*Prompt:*
List all lines of the data that include the string "Bodega".
----
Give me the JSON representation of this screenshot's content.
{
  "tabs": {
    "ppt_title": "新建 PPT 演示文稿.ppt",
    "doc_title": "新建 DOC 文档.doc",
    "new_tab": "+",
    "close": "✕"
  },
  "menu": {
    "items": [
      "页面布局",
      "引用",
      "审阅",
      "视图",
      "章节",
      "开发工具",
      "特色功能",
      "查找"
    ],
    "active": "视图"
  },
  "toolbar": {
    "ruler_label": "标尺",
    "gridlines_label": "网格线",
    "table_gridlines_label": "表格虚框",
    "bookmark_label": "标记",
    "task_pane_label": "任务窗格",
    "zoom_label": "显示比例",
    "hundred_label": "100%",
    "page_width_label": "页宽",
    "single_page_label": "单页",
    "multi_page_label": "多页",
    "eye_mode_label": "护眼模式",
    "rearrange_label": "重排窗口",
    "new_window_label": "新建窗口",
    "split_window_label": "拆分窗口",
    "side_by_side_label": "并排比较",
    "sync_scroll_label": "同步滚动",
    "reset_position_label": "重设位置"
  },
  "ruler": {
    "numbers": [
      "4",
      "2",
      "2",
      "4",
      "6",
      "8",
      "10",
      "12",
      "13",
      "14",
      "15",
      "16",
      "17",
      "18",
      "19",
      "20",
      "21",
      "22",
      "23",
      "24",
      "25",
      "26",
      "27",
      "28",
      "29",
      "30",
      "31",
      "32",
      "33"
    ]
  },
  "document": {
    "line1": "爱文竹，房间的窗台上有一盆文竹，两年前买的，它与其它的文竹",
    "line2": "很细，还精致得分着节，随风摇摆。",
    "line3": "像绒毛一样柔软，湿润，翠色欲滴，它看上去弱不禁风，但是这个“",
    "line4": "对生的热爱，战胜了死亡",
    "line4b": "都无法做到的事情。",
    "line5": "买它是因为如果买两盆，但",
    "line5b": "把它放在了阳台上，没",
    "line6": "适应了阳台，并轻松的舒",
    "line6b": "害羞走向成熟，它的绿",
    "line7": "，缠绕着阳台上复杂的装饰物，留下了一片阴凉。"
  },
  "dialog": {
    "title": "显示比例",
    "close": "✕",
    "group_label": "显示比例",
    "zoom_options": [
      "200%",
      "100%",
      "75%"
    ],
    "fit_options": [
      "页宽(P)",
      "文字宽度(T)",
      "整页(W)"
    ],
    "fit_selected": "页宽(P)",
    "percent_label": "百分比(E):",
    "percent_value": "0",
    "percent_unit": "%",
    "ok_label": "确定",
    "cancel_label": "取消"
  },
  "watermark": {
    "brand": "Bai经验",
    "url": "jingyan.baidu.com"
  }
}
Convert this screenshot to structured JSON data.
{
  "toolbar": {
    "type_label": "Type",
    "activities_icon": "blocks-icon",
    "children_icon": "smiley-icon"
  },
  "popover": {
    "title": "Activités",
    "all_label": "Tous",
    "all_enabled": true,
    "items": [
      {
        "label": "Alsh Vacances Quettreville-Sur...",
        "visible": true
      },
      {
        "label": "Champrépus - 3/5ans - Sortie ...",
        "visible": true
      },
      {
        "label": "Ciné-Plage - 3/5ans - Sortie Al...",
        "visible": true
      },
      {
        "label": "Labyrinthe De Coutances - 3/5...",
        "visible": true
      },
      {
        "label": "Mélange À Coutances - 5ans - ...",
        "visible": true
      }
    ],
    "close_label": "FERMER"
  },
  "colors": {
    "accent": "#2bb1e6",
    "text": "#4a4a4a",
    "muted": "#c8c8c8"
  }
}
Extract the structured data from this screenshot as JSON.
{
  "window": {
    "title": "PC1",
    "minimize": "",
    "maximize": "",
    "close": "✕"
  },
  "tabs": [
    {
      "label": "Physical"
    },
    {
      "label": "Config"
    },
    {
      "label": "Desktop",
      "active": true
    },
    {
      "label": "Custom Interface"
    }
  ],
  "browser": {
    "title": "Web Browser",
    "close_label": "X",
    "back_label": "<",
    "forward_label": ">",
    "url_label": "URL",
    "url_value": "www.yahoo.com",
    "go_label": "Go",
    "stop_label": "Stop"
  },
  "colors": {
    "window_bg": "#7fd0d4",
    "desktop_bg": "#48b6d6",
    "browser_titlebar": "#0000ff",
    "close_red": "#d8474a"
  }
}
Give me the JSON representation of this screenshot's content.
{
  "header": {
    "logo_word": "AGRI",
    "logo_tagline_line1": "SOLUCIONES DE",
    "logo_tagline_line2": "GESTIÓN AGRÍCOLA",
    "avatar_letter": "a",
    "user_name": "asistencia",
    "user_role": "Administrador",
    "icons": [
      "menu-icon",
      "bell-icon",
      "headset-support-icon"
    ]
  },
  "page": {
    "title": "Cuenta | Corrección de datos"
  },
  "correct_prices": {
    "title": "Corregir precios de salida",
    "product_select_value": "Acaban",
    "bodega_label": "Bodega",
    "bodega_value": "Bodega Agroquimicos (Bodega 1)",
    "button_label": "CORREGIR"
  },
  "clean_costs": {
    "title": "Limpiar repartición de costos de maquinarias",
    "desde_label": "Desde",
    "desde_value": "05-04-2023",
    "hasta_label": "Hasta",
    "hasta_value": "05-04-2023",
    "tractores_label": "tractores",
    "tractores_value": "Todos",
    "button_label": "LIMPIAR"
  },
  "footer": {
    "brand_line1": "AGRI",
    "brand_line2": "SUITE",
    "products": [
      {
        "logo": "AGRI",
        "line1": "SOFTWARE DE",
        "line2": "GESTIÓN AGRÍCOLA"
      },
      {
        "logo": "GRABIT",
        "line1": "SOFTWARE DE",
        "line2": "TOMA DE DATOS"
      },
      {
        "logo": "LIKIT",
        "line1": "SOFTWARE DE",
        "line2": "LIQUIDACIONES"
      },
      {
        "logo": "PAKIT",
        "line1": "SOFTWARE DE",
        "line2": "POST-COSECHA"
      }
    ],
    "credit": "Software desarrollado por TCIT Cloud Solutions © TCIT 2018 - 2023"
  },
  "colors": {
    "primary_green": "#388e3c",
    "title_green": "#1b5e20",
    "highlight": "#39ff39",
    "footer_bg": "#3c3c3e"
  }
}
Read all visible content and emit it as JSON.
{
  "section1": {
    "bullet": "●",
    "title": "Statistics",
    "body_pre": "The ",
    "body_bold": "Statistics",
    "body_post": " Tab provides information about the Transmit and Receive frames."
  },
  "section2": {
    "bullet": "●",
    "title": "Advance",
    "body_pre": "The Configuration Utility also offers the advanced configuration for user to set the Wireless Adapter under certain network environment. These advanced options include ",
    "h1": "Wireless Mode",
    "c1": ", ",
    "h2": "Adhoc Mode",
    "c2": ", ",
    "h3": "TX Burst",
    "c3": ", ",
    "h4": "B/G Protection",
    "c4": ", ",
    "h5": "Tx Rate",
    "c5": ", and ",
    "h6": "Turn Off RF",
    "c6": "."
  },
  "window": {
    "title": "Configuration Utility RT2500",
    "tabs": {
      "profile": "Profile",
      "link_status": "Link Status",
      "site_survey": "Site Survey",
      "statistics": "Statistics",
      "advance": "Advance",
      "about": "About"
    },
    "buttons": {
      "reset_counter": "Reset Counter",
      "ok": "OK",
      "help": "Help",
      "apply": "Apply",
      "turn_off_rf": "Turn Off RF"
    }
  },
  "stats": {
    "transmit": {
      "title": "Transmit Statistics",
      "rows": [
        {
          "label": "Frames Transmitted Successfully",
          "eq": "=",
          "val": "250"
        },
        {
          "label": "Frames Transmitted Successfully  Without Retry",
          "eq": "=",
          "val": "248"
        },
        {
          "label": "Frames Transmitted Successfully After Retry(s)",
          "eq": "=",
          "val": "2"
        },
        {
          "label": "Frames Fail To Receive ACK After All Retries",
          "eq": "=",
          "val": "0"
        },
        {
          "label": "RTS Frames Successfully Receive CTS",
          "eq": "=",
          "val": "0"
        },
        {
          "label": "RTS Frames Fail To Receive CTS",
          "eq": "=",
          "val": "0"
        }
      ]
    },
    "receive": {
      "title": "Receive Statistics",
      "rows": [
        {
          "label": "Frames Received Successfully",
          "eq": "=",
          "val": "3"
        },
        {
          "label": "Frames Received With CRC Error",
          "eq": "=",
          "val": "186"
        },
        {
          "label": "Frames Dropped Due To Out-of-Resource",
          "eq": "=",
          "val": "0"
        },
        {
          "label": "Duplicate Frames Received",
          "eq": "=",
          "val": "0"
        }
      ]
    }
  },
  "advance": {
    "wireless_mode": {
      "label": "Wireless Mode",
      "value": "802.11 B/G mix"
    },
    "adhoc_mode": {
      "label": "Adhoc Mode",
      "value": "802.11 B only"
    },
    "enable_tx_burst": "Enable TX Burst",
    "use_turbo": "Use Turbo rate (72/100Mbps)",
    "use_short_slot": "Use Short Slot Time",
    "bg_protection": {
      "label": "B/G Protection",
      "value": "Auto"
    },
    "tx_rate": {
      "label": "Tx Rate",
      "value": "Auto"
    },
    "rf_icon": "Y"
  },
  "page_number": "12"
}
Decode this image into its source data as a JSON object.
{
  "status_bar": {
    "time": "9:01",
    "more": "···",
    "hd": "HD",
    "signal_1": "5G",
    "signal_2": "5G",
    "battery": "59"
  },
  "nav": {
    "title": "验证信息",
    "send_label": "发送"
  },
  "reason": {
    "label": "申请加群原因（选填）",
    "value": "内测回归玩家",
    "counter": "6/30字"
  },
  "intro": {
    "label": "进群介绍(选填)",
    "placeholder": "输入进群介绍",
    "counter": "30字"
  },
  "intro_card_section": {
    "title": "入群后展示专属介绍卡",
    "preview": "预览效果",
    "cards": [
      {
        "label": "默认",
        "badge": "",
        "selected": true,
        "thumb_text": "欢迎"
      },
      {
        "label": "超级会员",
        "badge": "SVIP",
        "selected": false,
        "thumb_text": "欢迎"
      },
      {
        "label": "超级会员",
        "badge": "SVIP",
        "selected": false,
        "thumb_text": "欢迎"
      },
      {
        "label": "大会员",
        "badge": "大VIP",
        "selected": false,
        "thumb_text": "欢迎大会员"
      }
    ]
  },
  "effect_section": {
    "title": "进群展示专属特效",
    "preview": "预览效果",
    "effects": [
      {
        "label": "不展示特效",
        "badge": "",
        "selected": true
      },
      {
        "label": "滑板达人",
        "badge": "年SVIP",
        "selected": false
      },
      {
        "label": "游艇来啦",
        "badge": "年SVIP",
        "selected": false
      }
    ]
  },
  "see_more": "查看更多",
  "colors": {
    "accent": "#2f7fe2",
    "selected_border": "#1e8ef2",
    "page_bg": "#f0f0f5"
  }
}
----
*Output:*
    "bodega_label": "Bodega",
    "bodega_value": "Bodega Agroquimicos (Bodega 1)",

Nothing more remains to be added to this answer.